_Problem details_
Each entry below should be returned exactly as is, with the pictures removed.

(Stored data entries)

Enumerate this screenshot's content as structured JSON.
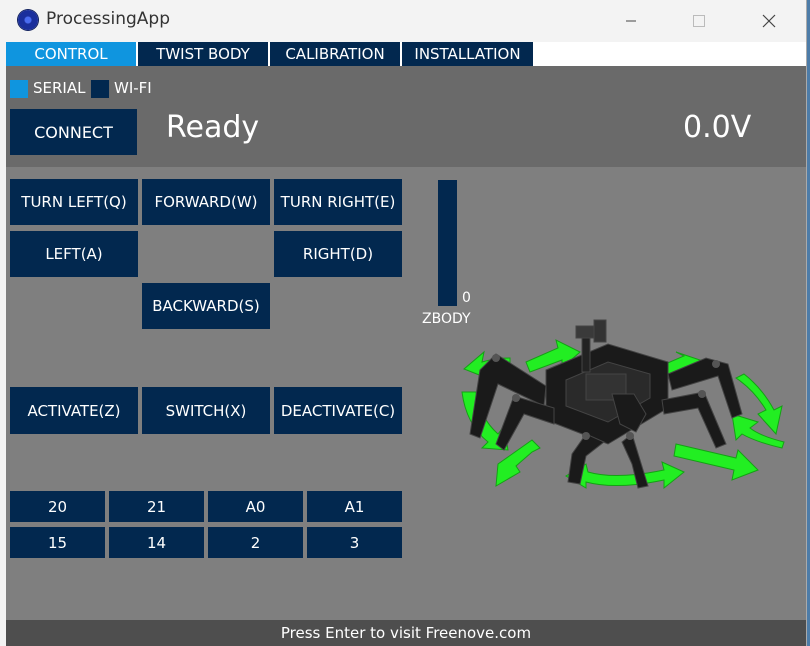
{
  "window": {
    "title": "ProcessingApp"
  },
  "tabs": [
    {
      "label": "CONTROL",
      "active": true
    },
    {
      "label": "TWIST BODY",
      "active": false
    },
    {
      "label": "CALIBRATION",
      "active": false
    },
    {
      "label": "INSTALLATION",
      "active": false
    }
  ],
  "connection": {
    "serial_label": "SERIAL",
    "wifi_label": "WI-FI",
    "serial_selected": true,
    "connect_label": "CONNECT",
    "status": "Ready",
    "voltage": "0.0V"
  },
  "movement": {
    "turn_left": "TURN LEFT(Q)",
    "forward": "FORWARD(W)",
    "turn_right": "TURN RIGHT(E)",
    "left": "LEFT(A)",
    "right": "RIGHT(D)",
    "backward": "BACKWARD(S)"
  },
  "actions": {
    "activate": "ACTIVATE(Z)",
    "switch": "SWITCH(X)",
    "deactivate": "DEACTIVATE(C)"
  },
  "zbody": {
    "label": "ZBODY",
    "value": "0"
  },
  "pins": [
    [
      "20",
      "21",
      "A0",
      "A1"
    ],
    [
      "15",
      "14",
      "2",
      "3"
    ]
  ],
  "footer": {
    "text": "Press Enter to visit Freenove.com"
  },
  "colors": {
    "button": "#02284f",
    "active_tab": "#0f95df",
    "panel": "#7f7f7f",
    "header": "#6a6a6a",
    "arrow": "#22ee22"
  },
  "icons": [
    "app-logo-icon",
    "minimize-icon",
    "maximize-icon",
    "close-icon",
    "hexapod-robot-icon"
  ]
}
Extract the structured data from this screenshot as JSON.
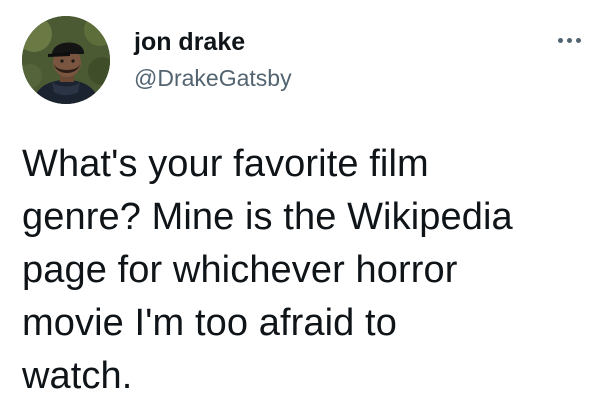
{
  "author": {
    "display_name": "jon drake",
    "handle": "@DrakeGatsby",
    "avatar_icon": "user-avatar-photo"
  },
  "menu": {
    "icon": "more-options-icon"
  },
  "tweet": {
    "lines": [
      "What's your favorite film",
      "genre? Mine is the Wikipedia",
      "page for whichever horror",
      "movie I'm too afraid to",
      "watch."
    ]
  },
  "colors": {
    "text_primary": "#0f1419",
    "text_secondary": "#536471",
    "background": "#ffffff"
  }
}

_Expected output_
Enumerate this screenshot's content as structured JSON.
{
  "window": {
    "title": "ProcessingApp"
  },
  "tabs": [
    {
      "label": "CONTROL",
      "active": true
    },
    {
      "label": "TWIST BODY",
      "active": false
    },
    {
      "label": "CALIBRATION",
      "active": false
    },
    {
      "label": "INSTALLATION",
      "active": false
    }
  ],
  "connection": {
    "serial_label": "SERIAL",
    "wifi_label": "WI-FI",
    "serial_selected": true,
    "connect_label": "CONNECT",
    "status": "Ready",
    "voltage": "0.0V"
  },
  "movement": {
    "turn_left": "TURN LEFT(Q)",
    "forward": "FORWARD(W)",
    "turn_right": "TURN RIGHT(E)",
    "left": "LEFT(A)",
    "right": "RIGHT(D)",
    "backward": "BACKWARD(S)"
  },
  "actions": {
    "activate": "ACTIVATE(Z)",
    "switch": "SWITCH(X)",
    "deactivate": "DEACTIVATE(C)"
  },
  "zbody": {
    "label": "ZBODY",
    "value": "0"
  },
  "pins": [
    [
      "20",
      "21",
      "A0",
      "A1"
    ],
    [
      "15",
      "14",
      "2",
      "3"
    ]
  ],
  "footer": {
    "text": "Press Enter to visit Freenove.com"
  },
  "colors": {
    "button": "#02284f",
    "active_tab": "#0f95df",
    "panel": "#7f7f7f",
    "header": "#6a6a6a",
    "arrow": "#22ee22"
  },
  "icons": [
    "app-logo-icon",
    "minimize-icon",
    "maximize-icon",
    "close-icon",
    "hexapod-robot-icon"
  ]
}
Extract the structured data from this screenshot as JSON.
{
  "author": {
    "display_name": "jon drake",
    "handle": "@DrakeGatsby",
    "avatar_icon": "user-avatar-photo"
  },
  "menu": {
    "icon": "more-options-icon"
  },
  "tweet": {
    "lines": [
      "What's your favorite film",
      "genre? Mine is the Wikipedia",
      "page for whichever horror",
      "movie I'm too afraid to",
      "watch."
    ]
  },
  "colors": {
    "text_primary": "#0f1419",
    "text_secondary": "#536471",
    "background": "#ffffff"
  }
}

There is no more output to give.